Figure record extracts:

━━━━

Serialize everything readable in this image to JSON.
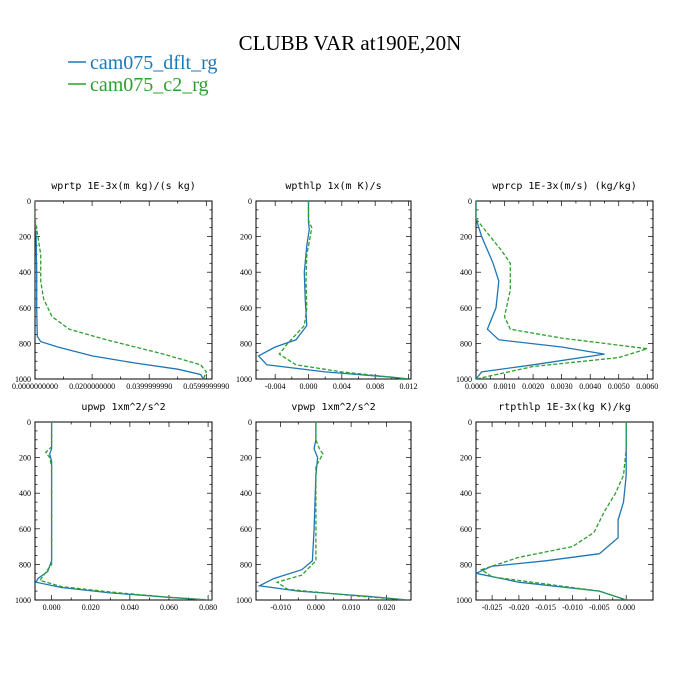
{
  "figure": {
    "title": "CLUBB VAR at190E,20N",
    "legend": [
      {
        "label": "cam075_dflt_rg",
        "color": "#1f77b4",
        "dash": "solid"
      },
      {
        "label": "cam075_c2_rg",
        "color": "#2ca02c",
        "dash": "solid"
      }
    ]
  },
  "chart_data": [
    {
      "type": "line",
      "title": "wprtp  1E-3x(m kg)/(s kg)",
      "xlim": [
        0,
        0.062
      ],
      "ylim": [
        0,
        1000
      ],
      "x_ticks": [
        {
          "v": 0,
          "label": "0.0000000000"
        },
        {
          "v": 0.02,
          "label": "0.0200000000"
        },
        {
          "v": 0.04,
          "label": "0.0399999990"
        },
        {
          "v": 0.06,
          "label": "0.0599999990"
        }
      ],
      "y_ticks": [
        0,
        200,
        400,
        600,
        800,
        1000
      ],
      "series": [
        {
          "name": "cam075_dflt_rg",
          "color": "#1f77b4",
          "dashed": false,
          "points": [
            [
              0,
              0
            ],
            [
              0,
              100
            ],
            [
              0.0004,
              200
            ],
            [
              0.0006,
              400
            ],
            [
              0.0006,
              600
            ],
            [
              0.0008,
              760
            ],
            [
              0.002,
              790
            ],
            [
              0.008,
              820
            ],
            [
              0.02,
              870
            ],
            [
              0.035,
              910
            ],
            [
              0.05,
              945
            ],
            [
              0.058,
              975
            ],
            [
              0.059,
              1000
            ]
          ]
        },
        {
          "name": "cam075_c2_rg",
          "color": "#2ca02c",
          "dashed": true,
          "points": [
            [
              0,
              0
            ],
            [
              0,
              100
            ],
            [
              0.0005,
              150
            ],
            [
              0.001,
              200
            ],
            [
              0.002,
              300
            ],
            [
              0.002,
              450
            ],
            [
              0.003,
              550
            ],
            [
              0.006,
              650
            ],
            [
              0.012,
              720
            ],
            [
              0.025,
              780
            ],
            [
              0.045,
              860
            ],
            [
              0.058,
              920
            ],
            [
              0.06,
              960
            ],
            [
              0.059,
              1000
            ]
          ]
        }
      ]
    },
    {
      "type": "line",
      "title": "wpthlp  1x(m K)/s",
      "xlim": [
        -0.0063,
        0.0123
      ],
      "ylim": [
        0,
        1000
      ],
      "x_ticks": [
        {
          "v": -0.004,
          "label": "-0.004"
        },
        {
          "v": 0,
          "label": "0.000"
        },
        {
          "v": 0.004,
          "label": "0.004"
        },
        {
          "v": 0.008,
          "label": "0.008"
        },
        {
          "v": 0.012,
          "label": "0.012"
        }
      ],
      "y_ticks": [
        0,
        200,
        400,
        600,
        800,
        1000
      ],
      "series": [
        {
          "name": "cam075_dflt_rg",
          "color": "#1f77b4",
          "dashed": false,
          "points": [
            [
              0,
              0
            ],
            [
              0,
              120
            ],
            [
              0.0001,
              160
            ],
            [
              -0.0002,
              250
            ],
            [
              -0.0005,
              400
            ],
            [
              -0.0004,
              550
            ],
            [
              -0.0002,
              700
            ],
            [
              -0.0015,
              780
            ],
            [
              -0.004,
              820
            ],
            [
              -0.006,
              870
            ],
            [
              -0.005,
              920
            ],
            [
              0.002,
              960
            ],
            [
              0.01,
              990
            ],
            [
              0.012,
              1000
            ]
          ]
        },
        {
          "name": "cam075_c2_rg",
          "color": "#2ca02c",
          "dashed": true,
          "points": [
            [
              0,
              0
            ],
            [
              0,
              110
            ],
            [
              0.0004,
              150
            ],
            [
              0.0002,
              200
            ],
            [
              -0.0002,
              300
            ],
            [
              -0.0003,
              450
            ],
            [
              -0.0002,
              600
            ],
            [
              -0.0005,
              700
            ],
            [
              -0.0025,
              800
            ],
            [
              -0.0035,
              860
            ],
            [
              -0.0015,
              920
            ],
            [
              0.004,
              960
            ],
            [
              0.01,
              990
            ],
            [
              0.012,
              1000
            ]
          ]
        }
      ]
    },
    {
      "type": "line",
      "title": "wprcp  1E-3x(m/s) (kg/kg)",
      "xlim": [
        0,
        0.0062
      ],
      "ylim": [
        0,
        1000
      ],
      "x_ticks": [
        {
          "v": 0,
          "label": "0.0000"
        },
        {
          "v": 0.001,
          "label": "0.0010"
        },
        {
          "v": 0.002,
          "label": "0.0020"
        },
        {
          "v": 0.003,
          "label": "0.0030"
        },
        {
          "v": 0.004,
          "label": "0.0040"
        },
        {
          "v": 0.005,
          "label": "0.0050"
        },
        {
          "v": 0.006,
          "label": "0.0060"
        }
      ],
      "y_ticks": [
        0,
        200,
        400,
        600,
        800,
        1000
      ],
      "series": [
        {
          "name": "cam075_dflt_rg",
          "color": "#1f77b4",
          "dashed": false,
          "points": [
            [
              0,
              0
            ],
            [
              0,
              100
            ],
            [
              0.0002,
              200
            ],
            [
              0.0006,
              350
            ],
            [
              0.0008,
              450
            ],
            [
              0.0007,
              600
            ],
            [
              0.0004,
              720
            ],
            [
              0.0008,
              780
            ],
            [
              0.003,
              820
            ],
            [
              0.0045,
              860
            ],
            [
              0.002,
              920
            ],
            [
              0.0002,
              960
            ],
            [
              0,
              1000
            ]
          ]
        },
        {
          "name": "cam075_c2_rg",
          "color": "#2ca02c",
          "dashed": true,
          "points": [
            [
              0,
              0
            ],
            [
              0,
              100
            ],
            [
              0.0004,
              180
            ],
            [
              0.0009,
              280
            ],
            [
              0.0012,
              350
            ],
            [
              0.0012,
              500
            ],
            [
              0.001,
              650
            ],
            [
              0.0012,
              720
            ],
            [
              0.003,
              770
            ],
            [
              0.006,
              830
            ],
            [
              0.005,
              880
            ],
            [
              0.002,
              930
            ],
            [
              0,
              1000
            ]
          ]
        }
      ]
    },
    {
      "type": "line",
      "title": "upwp  1xm^2/s^2",
      "xlim": [
        -0.0085,
        0.082
      ],
      "ylim": [
        0,
        1000
      ],
      "x_ticks": [
        {
          "v": 0,
          "label": "0.000"
        },
        {
          "v": 0.02,
          "label": "0.020"
        },
        {
          "v": 0.04,
          "label": "0.040"
        },
        {
          "v": 0.06,
          "label": "0.060"
        },
        {
          "v": 0.08,
          "label": "0.080"
        }
      ],
      "y_ticks": [
        0,
        200,
        400,
        600,
        800,
        1000
      ],
      "series": [
        {
          "name": "cam075_dflt_rg",
          "color": "#1f77b4",
          "dashed": false,
          "points": [
            [
              0,
              0
            ],
            [
              0,
              150
            ],
            [
              -0.001,
              180
            ],
            [
              0,
              220
            ],
            [
              0,
              500
            ],
            [
              0,
              780
            ],
            [
              -0.002,
              840
            ],
            [
              -0.007,
              880
            ],
            [
              -0.008,
              900
            ],
            [
              0.005,
              930
            ],
            [
              0.03,
              960
            ],
            [
              0.06,
              985
            ],
            [
              0.08,
              1000
            ]
          ]
        },
        {
          "name": "cam075_c2_rg",
          "color": "#2ca02c",
          "dashed": true,
          "points": [
            [
              0,
              0
            ],
            [
              0,
              140
            ],
            [
              -0.003,
              170
            ],
            [
              -0.001,
              200
            ],
            [
              0,
              250
            ],
            [
              0,
              500
            ],
            [
              0,
              800
            ],
            [
              -0.004,
              860
            ],
            [
              -0.006,
              890
            ],
            [
              0.005,
              925
            ],
            [
              0.03,
              955
            ],
            [
              0.06,
              985
            ],
            [
              0.082,
              1000
            ]
          ]
        }
      ]
    },
    {
      "type": "line",
      "title": "vpwp  1xm^2/s^2",
      "xlim": [
        -0.017,
        0.027
      ],
      "ylim": [
        0,
        1000
      ],
      "x_ticks": [
        {
          "v": -0.01,
          "label": "-0.010"
        },
        {
          "v": 0,
          "label": "0.000"
        },
        {
          "v": 0.01,
          "label": "0.010"
        },
        {
          "v": 0.02,
          "label": "0.020"
        }
      ],
      "y_ticks": [
        0,
        200,
        400,
        600,
        800,
        1000
      ],
      "series": [
        {
          "name": "cam075_dflt_rg",
          "color": "#1f77b4",
          "dashed": false,
          "points": [
            [
              0,
              0
            ],
            [
              0,
              100
            ],
            [
              -0.0005,
              150
            ],
            [
              0.0005,
              200
            ],
            [
              0,
              300
            ],
            [
              -0.0005,
              600
            ],
            [
              -0.001,
              780
            ],
            [
              -0.004,
              830
            ],
            [
              -0.012,
              880
            ],
            [
              -0.016,
              920
            ],
            [
              -0.005,
              950
            ],
            [
              0.015,
              980
            ],
            [
              0.026,
              1000
            ]
          ]
        },
        {
          "name": "cam075_c2_rg",
          "color": "#2ca02c",
          "dashed": true,
          "points": [
            [
              0,
              0
            ],
            [
              0,
              100
            ],
            [
              0.001,
              150
            ],
            [
              0.002,
              180
            ],
            [
              0,
              250
            ],
            [
              0,
              400
            ],
            [
              0,
              600
            ],
            [
              0,
              780
            ],
            [
              -0.004,
              860
            ],
            [
              -0.011,
              900
            ],
            [
              -0.008,
              940
            ],
            [
              0.01,
              975
            ],
            [
              0.026,
              1000
            ]
          ]
        }
      ]
    },
    {
      "type": "line",
      "title": "rtpthlp  1E-3x(kg K)/kg",
      "xlim": [
        -0.028,
        0.005
      ],
      "ylim": [
        0,
        1000
      ],
      "x_ticks": [
        {
          "v": -0.025,
          "label": "-0.025"
        },
        {
          "v": -0.02,
          "label": "-0.020"
        },
        {
          "v": -0.015,
          "label": "-0.015"
        },
        {
          "v": -0.01,
          "label": "-0.010"
        },
        {
          "v": -0.005,
          "label": "-0.005"
        },
        {
          "v": 0,
          "label": "0.000"
        }
      ],
      "y_ticks": [
        0,
        200,
        400,
        600,
        800,
        1000
      ],
      "series": [
        {
          "name": "cam075_dflt_rg",
          "color": "#1f77b4",
          "dashed": false,
          "points": [
            [
              0,
              0
            ],
            [
              0,
              150
            ],
            [
              0,
              300
            ],
            [
              -0.0005,
              450
            ],
            [
              -0.0015,
              550
            ],
            [
              -0.0015,
              650
            ],
            [
              -0.005,
              740
            ],
            [
              -0.015,
              780
            ],
            [
              -0.025,
              810
            ],
            [
              -0.028,
              850
            ],
            [
              -0.02,
              900
            ],
            [
              -0.005,
              950
            ],
            [
              0,
              1000
            ]
          ]
        },
        {
          "name": "cam075_c2_rg",
          "color": "#2ca02c",
          "dashed": true,
          "points": [
            [
              0,
              0
            ],
            [
              0,
              150
            ],
            [
              -0.0005,
              300
            ],
            [
              -0.002,
              400
            ],
            [
              -0.004,
              500
            ],
            [
              -0.006,
              620
            ],
            [
              -0.01,
              700
            ],
            [
              -0.02,
              760
            ],
            [
              -0.027,
              830
            ],
            [
              -0.025,
              870
            ],
            [
              -0.015,
              910
            ],
            [
              -0.005,
              950
            ],
            [
              0,
              1000
            ]
          ]
        }
      ]
    }
  ]
}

━━━━

WRITTEN PROBLEM:
Which lines of the material contain the string "title"? List each of them.

RESPONSE:
    "title": "CLUBB VAR at190E,20N",
      "title": "wprtp  1E-3x(m kg)/(s kg)",
      "title": "wpthlp  1x(m K)/s",
      "title": "wprcp  1E-3x(m/s) (kg/kg)",
      "title": "upwp  1xm^2/s^2",
      "title": "vpwp  1xm^2/s^2",
      "title": "rtpthlp  1E-3x(kg K)/kg",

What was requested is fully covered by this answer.